--- Begin Entries shown ---
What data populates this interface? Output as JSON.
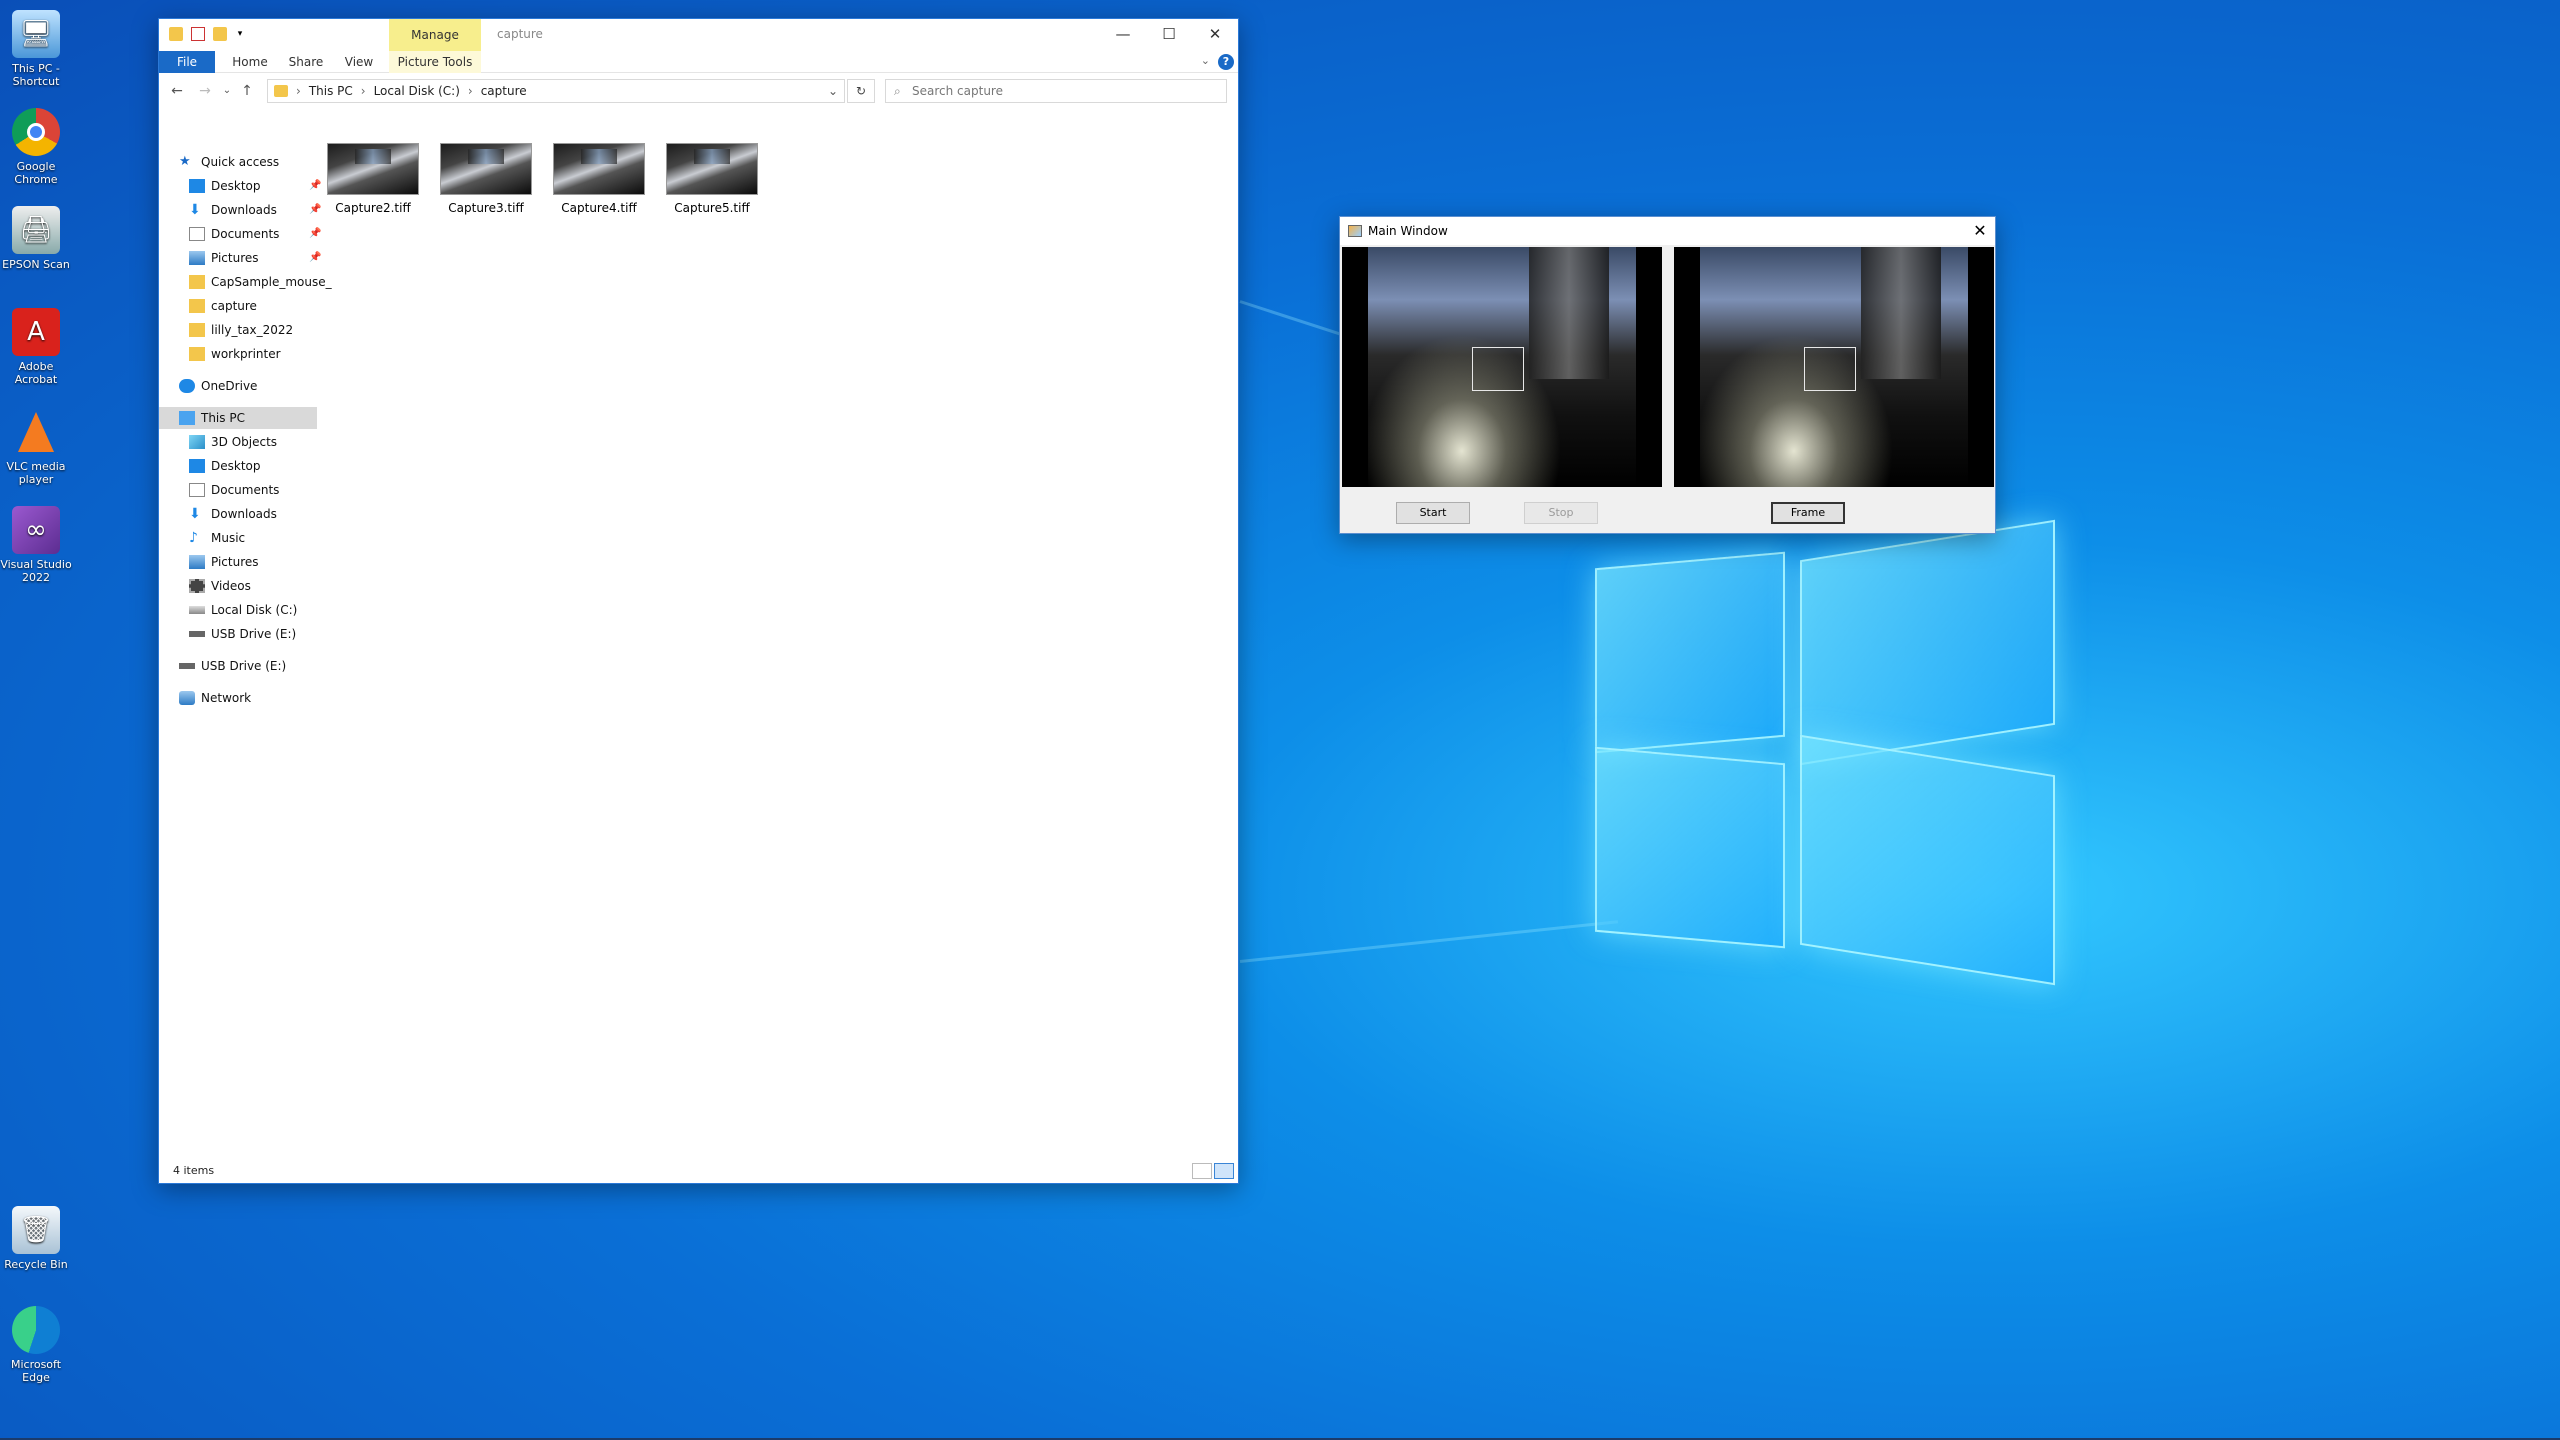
{
  "desktop": {
    "icons": [
      {
        "label": "This PC - Shortcut"
      },
      {
        "label": "Google Chrome"
      },
      {
        "label": "EPSON Scan"
      },
      {
        "label": "Adobe Acrobat"
      },
      {
        "label": "VLC media player"
      },
      {
        "label": "Visual Studio 2022"
      },
      {
        "label": "Recycle Bin"
      },
      {
        "label": "Microsoft Edge"
      }
    ]
  },
  "explorer": {
    "contextual_tab": "Manage",
    "title": "capture",
    "ribbon_tabs": {
      "file": "File",
      "home": "Home",
      "share": "Share",
      "view": "View",
      "picture_tools": "Picture Tools"
    },
    "breadcrumb": [
      "This PC",
      "Local Disk (C:)",
      "capture"
    ],
    "search_placeholder": "Search capture",
    "nav": {
      "quick_access": "Quick access",
      "quick_items": [
        "Desktop",
        "Downloads",
        "Documents",
        "Pictures",
        "CapSample_mouse_",
        "capture",
        "lilly_tax_2022",
        "workprinter"
      ],
      "onedrive": "OneDrive",
      "this_pc": "This PC",
      "pc_items": [
        "3D Objects",
        "Desktop",
        "Documents",
        "Downloads",
        "Music",
        "Pictures",
        "Videos",
        "Local Disk (C:)",
        "USB Drive (E:)"
      ],
      "usb": "USB Drive (E:)",
      "network": "Network"
    },
    "files": [
      "Capture2.tiff",
      "Capture3.tiff",
      "Capture4.tiff",
      "Capture5.tiff"
    ],
    "status": "4 items"
  },
  "mainwindow": {
    "title": "Main Window",
    "buttons": {
      "start": "Start",
      "stop": "Stop",
      "frame": "Frame"
    }
  },
  "colors": {
    "accent": "#1a6ac7",
    "manage_tab": "#f7ee8d"
  }
}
--- End Entries shown ---
Description of the task =>
Give an exact reproduction of every line, leaving out any picture.

Answer for this exercise =>
What data populates this interface? Output as JSON.
{
  "desktop": {
    "icons": [
      {
        "label": "This PC - Shortcut"
      },
      {
        "label": "Google Chrome"
      },
      {
        "label": "EPSON Scan"
      },
      {
        "label": "Adobe Acrobat"
      },
      {
        "label": "VLC media player"
      },
      {
        "label": "Visual Studio 2022"
      },
      {
        "label": "Recycle Bin"
      },
      {
        "label": "Microsoft Edge"
      }
    ]
  },
  "explorer": {
    "contextual_tab": "Manage",
    "title": "capture",
    "ribbon_tabs": {
      "file": "File",
      "home": "Home",
      "share": "Share",
      "view": "View",
      "picture_tools": "Picture Tools"
    },
    "breadcrumb": [
      "This PC",
      "Local Disk (C:)",
      "capture"
    ],
    "search_placeholder": "Search capture",
    "nav": {
      "quick_access": "Quick access",
      "quick_items": [
        "Desktop",
        "Downloads",
        "Documents",
        "Pictures",
        "CapSample_mouse_",
        "capture",
        "lilly_tax_2022",
        "workprinter"
      ],
      "onedrive": "OneDrive",
      "this_pc": "This PC",
      "pc_items": [
        "3D Objects",
        "Desktop",
        "Documents",
        "Downloads",
        "Music",
        "Pictures",
        "Videos",
        "Local Disk (C:)",
        "USB Drive (E:)"
      ],
      "usb": "USB Drive (E:)",
      "network": "Network"
    },
    "files": [
      "Capture2.tiff",
      "Capture3.tiff",
      "Capture4.tiff",
      "Capture5.tiff"
    ],
    "status": "4 items"
  },
  "mainwindow": {
    "title": "Main Window",
    "buttons": {
      "start": "Start",
      "stop": "Stop",
      "frame": "Frame"
    }
  },
  "colors": {
    "accent": "#1a6ac7",
    "manage_tab": "#f7ee8d"
  }
}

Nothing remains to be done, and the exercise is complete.